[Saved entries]

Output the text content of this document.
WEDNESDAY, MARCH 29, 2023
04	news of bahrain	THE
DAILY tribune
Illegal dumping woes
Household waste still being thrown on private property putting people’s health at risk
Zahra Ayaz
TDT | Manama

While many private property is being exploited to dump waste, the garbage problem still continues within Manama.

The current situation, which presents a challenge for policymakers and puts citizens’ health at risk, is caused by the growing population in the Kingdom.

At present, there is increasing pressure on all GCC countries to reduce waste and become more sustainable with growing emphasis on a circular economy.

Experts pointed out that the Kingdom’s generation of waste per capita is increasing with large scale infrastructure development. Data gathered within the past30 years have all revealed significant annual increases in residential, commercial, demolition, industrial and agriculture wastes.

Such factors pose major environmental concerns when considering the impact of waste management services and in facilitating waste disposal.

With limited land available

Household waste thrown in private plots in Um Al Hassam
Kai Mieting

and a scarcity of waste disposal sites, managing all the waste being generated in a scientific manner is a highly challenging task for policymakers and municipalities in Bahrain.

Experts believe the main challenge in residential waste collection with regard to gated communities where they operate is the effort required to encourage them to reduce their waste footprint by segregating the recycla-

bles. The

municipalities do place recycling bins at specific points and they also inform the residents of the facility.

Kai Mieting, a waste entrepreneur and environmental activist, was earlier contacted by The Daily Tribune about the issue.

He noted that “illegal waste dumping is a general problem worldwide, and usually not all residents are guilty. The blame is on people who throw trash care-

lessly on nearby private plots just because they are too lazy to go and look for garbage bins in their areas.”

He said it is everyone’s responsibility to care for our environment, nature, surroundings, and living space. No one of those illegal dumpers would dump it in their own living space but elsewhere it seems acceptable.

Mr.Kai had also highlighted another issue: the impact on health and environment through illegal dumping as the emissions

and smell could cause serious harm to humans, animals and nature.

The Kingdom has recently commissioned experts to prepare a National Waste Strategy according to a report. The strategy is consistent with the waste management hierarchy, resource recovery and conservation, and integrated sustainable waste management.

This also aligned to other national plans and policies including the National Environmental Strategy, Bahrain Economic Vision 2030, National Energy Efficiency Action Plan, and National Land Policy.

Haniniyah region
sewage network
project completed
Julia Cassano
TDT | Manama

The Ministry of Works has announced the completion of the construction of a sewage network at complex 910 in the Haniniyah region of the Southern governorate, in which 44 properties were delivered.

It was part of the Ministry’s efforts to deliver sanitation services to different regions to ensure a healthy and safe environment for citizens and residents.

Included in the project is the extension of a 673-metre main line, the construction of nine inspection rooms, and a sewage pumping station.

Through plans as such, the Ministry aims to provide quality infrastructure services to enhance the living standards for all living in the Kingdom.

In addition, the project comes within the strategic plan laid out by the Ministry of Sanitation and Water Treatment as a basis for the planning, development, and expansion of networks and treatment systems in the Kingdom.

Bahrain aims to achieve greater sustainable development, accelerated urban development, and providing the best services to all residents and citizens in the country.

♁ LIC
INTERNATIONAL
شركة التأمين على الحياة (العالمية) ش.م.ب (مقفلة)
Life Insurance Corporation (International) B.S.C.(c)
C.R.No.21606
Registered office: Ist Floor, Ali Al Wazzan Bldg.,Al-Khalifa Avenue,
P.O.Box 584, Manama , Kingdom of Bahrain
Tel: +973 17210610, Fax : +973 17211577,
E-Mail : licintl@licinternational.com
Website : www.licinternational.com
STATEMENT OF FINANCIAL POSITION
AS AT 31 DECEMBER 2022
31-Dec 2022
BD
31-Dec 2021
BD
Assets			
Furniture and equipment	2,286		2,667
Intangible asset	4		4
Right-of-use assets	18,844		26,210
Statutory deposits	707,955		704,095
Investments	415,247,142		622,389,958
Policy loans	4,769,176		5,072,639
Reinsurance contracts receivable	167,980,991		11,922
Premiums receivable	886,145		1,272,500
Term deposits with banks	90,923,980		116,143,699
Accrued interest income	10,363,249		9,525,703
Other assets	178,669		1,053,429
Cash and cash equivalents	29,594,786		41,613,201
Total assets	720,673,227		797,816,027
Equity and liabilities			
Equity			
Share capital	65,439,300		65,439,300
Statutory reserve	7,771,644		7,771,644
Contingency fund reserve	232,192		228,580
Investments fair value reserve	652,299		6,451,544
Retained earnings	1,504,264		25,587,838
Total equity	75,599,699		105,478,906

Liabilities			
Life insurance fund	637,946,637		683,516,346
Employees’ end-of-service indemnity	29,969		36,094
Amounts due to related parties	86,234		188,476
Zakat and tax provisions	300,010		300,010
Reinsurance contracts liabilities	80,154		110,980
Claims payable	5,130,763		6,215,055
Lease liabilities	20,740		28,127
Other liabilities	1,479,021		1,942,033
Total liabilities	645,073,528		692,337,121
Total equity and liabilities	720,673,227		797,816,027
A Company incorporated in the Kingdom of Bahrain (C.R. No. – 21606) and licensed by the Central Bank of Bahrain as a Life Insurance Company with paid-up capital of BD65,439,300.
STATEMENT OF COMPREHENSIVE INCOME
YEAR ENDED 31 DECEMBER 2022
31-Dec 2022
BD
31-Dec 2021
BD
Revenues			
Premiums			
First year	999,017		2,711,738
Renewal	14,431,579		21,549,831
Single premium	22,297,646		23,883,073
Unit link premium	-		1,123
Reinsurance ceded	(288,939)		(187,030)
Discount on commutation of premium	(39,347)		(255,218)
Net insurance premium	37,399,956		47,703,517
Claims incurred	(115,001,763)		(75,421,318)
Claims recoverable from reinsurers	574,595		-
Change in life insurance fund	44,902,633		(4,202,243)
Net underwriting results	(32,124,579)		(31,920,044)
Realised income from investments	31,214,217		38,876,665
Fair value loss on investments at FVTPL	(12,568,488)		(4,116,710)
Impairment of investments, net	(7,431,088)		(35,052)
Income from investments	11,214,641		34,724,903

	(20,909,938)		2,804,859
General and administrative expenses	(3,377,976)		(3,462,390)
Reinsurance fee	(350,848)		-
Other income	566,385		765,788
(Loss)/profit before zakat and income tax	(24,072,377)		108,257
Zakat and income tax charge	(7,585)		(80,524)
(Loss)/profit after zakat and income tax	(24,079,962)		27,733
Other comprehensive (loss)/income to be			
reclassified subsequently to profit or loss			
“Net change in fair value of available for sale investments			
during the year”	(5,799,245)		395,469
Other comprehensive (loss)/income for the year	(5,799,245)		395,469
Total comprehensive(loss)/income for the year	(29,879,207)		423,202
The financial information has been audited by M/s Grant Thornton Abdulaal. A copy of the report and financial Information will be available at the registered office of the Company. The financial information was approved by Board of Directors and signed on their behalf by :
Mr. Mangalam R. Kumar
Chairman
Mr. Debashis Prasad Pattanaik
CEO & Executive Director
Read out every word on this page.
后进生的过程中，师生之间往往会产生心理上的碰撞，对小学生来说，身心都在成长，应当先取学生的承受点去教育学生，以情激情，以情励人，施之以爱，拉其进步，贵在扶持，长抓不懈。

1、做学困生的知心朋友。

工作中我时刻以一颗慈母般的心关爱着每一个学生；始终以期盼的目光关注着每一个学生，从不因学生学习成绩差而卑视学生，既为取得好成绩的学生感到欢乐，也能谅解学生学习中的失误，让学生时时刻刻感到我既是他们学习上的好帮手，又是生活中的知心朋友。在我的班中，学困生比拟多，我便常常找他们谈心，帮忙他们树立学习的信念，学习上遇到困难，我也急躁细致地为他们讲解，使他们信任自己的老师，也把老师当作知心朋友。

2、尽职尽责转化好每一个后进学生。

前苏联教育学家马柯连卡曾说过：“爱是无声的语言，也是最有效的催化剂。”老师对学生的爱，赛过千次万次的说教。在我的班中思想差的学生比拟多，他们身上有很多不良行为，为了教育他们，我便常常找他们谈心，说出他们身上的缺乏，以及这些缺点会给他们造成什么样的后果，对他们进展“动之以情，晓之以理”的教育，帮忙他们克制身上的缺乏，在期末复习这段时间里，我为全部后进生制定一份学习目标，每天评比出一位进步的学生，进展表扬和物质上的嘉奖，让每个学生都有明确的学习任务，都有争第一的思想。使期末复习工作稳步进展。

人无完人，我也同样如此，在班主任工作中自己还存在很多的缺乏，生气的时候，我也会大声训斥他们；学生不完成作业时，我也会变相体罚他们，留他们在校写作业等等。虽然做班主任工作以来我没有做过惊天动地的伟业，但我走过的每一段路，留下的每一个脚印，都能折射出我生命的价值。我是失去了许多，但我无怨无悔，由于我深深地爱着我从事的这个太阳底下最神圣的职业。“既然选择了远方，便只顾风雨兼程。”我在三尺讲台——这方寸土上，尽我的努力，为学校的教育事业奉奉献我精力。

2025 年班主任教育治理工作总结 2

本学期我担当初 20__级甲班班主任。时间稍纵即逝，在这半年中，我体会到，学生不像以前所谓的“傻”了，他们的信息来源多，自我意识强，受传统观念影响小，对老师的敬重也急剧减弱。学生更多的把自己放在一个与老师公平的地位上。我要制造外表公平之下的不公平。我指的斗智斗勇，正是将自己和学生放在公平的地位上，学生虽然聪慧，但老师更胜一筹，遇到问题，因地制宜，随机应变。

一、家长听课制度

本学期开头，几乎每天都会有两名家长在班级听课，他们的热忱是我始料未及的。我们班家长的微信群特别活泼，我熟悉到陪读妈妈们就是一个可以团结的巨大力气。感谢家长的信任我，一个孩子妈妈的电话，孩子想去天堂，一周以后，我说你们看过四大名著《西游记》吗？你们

DIRECTION:
Write down only how many lines in the listing contain the word "plots".

TASK RESPONSE:
2